- _What is asked_:
Reproduce the records below exactly as given.

◆ ◆ ◆

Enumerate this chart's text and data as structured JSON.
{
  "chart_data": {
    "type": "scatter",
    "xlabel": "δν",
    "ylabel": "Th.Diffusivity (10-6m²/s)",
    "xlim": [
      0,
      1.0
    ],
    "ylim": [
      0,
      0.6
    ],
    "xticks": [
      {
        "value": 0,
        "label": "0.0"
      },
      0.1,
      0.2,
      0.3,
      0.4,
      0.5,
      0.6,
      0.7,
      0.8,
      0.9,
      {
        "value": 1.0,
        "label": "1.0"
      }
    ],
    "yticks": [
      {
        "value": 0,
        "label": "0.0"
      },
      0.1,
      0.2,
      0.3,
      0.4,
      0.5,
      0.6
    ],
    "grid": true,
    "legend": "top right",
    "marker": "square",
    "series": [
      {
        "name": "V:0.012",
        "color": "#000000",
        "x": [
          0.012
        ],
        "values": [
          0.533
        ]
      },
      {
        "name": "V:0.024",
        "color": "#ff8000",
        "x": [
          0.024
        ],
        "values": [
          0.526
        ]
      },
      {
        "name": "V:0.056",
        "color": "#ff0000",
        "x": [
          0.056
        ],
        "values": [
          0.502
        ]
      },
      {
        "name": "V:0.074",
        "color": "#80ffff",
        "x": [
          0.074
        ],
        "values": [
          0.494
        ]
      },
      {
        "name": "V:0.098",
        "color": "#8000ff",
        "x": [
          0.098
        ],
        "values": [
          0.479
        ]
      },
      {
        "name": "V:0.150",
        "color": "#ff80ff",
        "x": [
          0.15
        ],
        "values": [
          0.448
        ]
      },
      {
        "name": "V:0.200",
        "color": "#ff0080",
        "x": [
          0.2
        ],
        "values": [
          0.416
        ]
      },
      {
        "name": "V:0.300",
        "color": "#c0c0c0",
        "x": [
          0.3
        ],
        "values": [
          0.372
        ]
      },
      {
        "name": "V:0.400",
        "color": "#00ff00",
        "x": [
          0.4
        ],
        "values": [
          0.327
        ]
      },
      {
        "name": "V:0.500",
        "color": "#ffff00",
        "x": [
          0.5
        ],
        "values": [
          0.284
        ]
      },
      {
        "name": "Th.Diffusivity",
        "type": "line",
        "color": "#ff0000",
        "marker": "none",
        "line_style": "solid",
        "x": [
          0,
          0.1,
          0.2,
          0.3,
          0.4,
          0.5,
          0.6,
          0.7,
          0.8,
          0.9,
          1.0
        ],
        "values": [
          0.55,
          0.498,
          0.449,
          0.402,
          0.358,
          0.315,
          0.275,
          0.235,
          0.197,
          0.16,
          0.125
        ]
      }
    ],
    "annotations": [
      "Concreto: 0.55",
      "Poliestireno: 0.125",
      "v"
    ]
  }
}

◆ ◆ ◆

- _Response for this exercise_:
Enumerate this chart's text and data as structured JSON.
{
  "chart_data": {
    "type": "scatter",
    "xlabel": "δν",
    "ylabel": "Th.Diffusivity (10-6m²/s)",
    "xlim": [
      0,
      1.0
    ],
    "ylim": [
      0,
      0.6
    ],
    "xticks": [
      {
        "value": 0,
        "label": "0.0"
      },
      0.1,
      0.2,
      0.3,
      0.4,
      0.5,
      0.6,
      0.7,
      0.8,
      0.9,
      {
        "value": 1.0,
        "label": "1.0"
      }
    ],
    "yticks": [
      {
        "value": 0,
        "label": "0.0"
      },
      0.1,
      0.2,
      0.3,
      0.4,
      0.5,
      0.6
    ],
    "grid": true,
    "legend": "top right",
    "marker": "square",
    "series": [
      {
        "name": "V:0.012",
        "color": "#000000",
        "x": [
          0.012
        ],
        "values": [
          0.533
        ]
      },
      {
        "name": "V:0.024",
        "color": "#ff8000",
        "x": [
          0.024
        ],
        "values": [
          0.526
        ]
      },
      {
        "name": "V:0.056",
        "color": "#ff0000",
        "x": [
          0.056
        ],
        "values": [
          0.502
        ]
      },
      {
        "name": "V:0.074",
        "color": "#80ffff",
        "x": [
          0.074
        ],
        "values": [
          0.494
        ]
      },
      {
        "name": "V:0.098",
        "color": "#8000ff",
        "x": [
          0.098
        ],
        "values": [
          0.479
        ]
      },
      {
        "name": "V:0.150",
        "color": "#ff80ff",
        "x": [
          0.15
        ],
        "values": [
          0.448
        ]
      },
      {
        "name": "V:0.200",
        "color": "#ff0080",
        "x": [
          0.2
        ],
        "values": [
          0.416
        ]
      },
      {
        "name": "V:0.300",
        "color": "#c0c0c0",
        "x": [
          0.3
        ],
        "values": [
          0.372
        ]
      },
      {
        "name": "V:0.400",
        "color": "#00ff00",
        "x": [
          0.4
        ],
        "values": [
          0.327
        ]
      },
      {
        "name": "V:0.500",
        "color": "#ffff00",
        "x": [
          0.5
        ],
        "values": [
          0.284
        ]
      },
      {
        "name": "Th.Diffusivity",
        "type": "line",
        "color": "#ff0000",
        "marker": "none",
        "line_style": "solid",
        "x": [
          0,
          0.1,
          0.2,
          0.3,
          0.4,
          0.5,
          0.6,
          0.7,
          0.8,
          0.9,
          1.0
        ],
        "values": [
          0.55,
          0.498,
          0.449,
          0.402,
          0.358,
          0.315,
          0.275,
          0.235,
          0.197,
          0.16,
          0.125
        ]
      }
    ],
    "annotations": [
      "Concreto: 0.55",
      "Poliestireno: 0.125",
      "v"
    ]
  }
}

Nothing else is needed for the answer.